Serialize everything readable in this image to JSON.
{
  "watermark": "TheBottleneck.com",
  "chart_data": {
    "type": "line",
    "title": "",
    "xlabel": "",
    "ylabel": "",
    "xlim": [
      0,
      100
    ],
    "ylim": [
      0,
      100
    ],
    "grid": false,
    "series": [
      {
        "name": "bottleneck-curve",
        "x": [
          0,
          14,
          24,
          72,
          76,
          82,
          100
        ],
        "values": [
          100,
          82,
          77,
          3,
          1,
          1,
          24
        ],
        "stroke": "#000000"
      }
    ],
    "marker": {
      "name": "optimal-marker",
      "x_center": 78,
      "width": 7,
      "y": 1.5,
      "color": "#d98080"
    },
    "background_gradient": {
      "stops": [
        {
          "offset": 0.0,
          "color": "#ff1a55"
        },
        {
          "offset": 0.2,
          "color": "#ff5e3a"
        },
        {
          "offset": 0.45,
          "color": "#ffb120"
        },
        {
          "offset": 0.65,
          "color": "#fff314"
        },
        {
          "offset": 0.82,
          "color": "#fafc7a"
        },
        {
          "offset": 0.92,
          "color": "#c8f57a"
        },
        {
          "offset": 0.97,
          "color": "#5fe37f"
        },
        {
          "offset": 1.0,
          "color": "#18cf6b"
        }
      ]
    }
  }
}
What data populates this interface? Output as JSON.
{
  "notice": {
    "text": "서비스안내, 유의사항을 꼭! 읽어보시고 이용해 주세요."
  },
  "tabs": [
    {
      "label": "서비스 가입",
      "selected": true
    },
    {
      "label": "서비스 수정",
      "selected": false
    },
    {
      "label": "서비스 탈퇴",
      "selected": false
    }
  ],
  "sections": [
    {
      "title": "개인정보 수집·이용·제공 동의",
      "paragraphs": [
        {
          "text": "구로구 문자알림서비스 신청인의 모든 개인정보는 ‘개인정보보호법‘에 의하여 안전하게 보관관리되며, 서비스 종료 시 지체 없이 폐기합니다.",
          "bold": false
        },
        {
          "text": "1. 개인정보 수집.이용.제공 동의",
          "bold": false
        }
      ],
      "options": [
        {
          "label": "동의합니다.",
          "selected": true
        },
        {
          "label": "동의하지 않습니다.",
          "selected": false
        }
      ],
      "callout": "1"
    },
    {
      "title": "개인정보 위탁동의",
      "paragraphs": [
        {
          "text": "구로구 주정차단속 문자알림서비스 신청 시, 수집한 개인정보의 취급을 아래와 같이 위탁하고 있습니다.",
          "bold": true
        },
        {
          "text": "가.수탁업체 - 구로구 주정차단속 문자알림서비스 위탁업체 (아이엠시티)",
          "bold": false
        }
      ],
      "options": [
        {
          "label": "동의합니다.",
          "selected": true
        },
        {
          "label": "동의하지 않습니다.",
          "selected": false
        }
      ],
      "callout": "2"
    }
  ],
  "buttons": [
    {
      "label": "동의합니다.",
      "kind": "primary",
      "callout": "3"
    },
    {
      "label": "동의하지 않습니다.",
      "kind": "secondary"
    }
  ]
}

***

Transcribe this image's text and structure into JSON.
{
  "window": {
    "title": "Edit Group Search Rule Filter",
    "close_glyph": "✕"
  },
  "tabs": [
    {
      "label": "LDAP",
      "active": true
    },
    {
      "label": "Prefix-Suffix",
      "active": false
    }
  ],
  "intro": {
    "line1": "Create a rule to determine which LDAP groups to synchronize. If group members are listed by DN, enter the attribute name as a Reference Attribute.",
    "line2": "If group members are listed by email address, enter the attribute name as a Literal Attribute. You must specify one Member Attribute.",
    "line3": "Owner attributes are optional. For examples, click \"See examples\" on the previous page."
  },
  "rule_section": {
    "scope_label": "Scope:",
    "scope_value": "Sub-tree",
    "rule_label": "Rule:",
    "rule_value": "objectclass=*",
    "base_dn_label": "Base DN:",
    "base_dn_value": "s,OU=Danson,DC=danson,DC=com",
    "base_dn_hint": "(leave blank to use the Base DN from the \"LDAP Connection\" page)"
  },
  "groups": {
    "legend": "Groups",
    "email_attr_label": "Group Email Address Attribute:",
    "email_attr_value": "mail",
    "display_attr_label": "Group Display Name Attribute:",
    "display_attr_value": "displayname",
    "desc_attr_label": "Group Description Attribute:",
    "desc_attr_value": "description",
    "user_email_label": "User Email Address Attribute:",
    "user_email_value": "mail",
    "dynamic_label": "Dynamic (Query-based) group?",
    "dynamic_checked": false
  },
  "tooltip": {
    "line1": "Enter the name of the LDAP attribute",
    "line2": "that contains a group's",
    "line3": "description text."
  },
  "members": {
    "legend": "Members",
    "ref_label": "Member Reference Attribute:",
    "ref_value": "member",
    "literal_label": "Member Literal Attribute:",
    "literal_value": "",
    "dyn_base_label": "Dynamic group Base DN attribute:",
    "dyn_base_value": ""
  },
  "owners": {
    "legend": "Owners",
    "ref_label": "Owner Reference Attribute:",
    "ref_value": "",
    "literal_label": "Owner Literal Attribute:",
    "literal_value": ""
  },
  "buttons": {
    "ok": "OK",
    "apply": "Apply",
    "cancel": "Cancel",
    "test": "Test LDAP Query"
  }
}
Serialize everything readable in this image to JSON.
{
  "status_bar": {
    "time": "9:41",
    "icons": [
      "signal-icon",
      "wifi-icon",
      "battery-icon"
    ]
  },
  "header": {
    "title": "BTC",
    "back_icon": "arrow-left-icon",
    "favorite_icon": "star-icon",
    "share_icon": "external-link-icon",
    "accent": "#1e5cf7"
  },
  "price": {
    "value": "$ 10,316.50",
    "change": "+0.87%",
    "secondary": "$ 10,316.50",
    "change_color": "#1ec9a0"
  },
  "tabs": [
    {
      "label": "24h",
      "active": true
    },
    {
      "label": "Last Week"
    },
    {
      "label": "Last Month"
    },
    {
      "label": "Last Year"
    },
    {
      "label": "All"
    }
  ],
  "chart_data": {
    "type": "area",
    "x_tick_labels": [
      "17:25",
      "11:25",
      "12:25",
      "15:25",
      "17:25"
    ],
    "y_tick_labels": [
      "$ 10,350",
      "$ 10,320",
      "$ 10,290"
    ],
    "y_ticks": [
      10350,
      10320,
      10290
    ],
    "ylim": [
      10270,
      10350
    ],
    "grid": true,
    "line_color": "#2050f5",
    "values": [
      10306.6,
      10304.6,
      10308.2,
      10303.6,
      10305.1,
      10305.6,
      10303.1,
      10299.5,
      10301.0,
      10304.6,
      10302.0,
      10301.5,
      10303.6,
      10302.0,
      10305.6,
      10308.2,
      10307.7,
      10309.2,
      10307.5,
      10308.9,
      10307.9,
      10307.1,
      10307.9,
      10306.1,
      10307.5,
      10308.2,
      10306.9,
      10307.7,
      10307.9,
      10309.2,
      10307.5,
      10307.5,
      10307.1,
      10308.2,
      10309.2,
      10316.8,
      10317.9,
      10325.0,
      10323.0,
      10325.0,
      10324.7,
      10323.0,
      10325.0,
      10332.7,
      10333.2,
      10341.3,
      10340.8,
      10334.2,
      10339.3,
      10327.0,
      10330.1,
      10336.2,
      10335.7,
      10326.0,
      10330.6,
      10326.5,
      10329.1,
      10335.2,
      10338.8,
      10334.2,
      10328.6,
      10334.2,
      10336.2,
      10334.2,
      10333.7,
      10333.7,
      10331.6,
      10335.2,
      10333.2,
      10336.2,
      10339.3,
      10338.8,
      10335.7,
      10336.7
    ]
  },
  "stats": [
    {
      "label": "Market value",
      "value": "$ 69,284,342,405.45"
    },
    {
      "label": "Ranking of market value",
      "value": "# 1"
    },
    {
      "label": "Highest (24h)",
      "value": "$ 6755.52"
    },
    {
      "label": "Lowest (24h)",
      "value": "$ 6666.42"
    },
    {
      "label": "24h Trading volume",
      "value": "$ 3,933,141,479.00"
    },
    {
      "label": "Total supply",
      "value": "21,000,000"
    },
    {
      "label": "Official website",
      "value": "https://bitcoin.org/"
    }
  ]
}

***

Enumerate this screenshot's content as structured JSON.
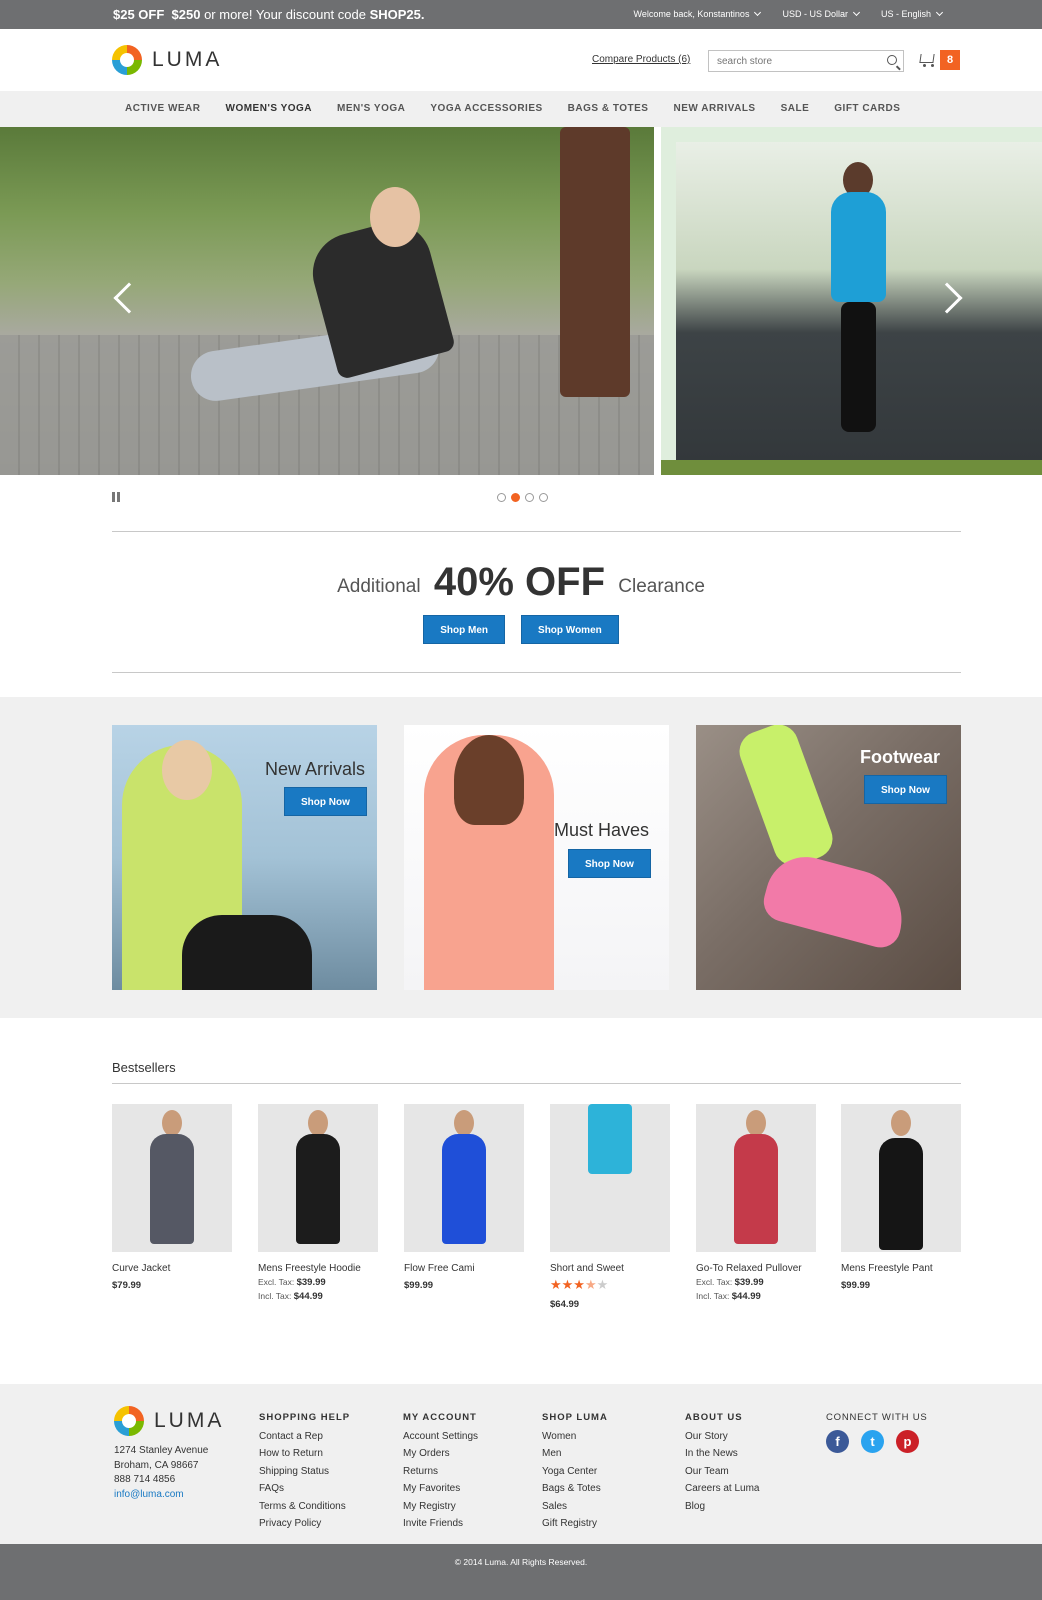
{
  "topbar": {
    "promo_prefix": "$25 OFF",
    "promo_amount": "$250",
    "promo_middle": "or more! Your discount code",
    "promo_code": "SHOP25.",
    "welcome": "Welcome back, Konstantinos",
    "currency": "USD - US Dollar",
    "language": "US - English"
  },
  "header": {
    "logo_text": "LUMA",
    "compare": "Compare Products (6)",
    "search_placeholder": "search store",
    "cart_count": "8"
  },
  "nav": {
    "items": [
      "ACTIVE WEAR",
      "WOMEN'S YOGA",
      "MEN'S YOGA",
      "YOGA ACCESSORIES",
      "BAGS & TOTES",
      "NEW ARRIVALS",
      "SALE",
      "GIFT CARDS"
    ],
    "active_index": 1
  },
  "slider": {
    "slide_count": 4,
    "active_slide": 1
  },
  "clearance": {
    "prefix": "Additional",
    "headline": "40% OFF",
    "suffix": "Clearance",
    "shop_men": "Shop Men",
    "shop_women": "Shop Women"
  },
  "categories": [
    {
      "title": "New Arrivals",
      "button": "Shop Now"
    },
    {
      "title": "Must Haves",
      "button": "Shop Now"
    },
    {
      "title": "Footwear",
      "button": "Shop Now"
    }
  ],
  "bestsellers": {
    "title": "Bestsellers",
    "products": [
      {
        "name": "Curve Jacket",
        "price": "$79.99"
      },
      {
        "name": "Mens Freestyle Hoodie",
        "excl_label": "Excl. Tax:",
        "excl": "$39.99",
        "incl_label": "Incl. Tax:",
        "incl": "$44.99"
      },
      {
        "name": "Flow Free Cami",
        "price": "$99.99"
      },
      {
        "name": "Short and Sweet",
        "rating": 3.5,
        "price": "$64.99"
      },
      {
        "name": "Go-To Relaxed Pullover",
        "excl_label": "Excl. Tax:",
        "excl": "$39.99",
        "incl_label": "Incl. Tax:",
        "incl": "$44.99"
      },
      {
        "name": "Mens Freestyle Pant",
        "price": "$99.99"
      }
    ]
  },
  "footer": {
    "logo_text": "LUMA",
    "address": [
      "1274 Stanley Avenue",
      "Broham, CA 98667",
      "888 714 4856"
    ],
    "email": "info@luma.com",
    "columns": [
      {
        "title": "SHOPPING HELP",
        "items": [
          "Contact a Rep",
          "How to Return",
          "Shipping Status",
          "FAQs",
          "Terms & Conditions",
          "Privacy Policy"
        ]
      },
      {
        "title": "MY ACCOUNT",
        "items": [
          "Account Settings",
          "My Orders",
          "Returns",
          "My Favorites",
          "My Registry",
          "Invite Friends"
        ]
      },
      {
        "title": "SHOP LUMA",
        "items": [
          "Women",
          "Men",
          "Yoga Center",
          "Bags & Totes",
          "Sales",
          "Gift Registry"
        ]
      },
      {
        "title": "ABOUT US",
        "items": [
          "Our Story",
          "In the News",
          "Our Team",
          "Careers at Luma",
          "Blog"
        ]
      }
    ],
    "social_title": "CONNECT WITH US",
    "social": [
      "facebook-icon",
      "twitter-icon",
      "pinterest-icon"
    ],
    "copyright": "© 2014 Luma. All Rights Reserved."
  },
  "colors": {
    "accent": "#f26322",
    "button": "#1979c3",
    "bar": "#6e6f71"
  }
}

***

* [EXERCISE DETAILS]: What is the number of lines in this listing that contain the word "주정차단속"? Answer with that number and nothing else.

* [EXERCISE SOLUTION]: 2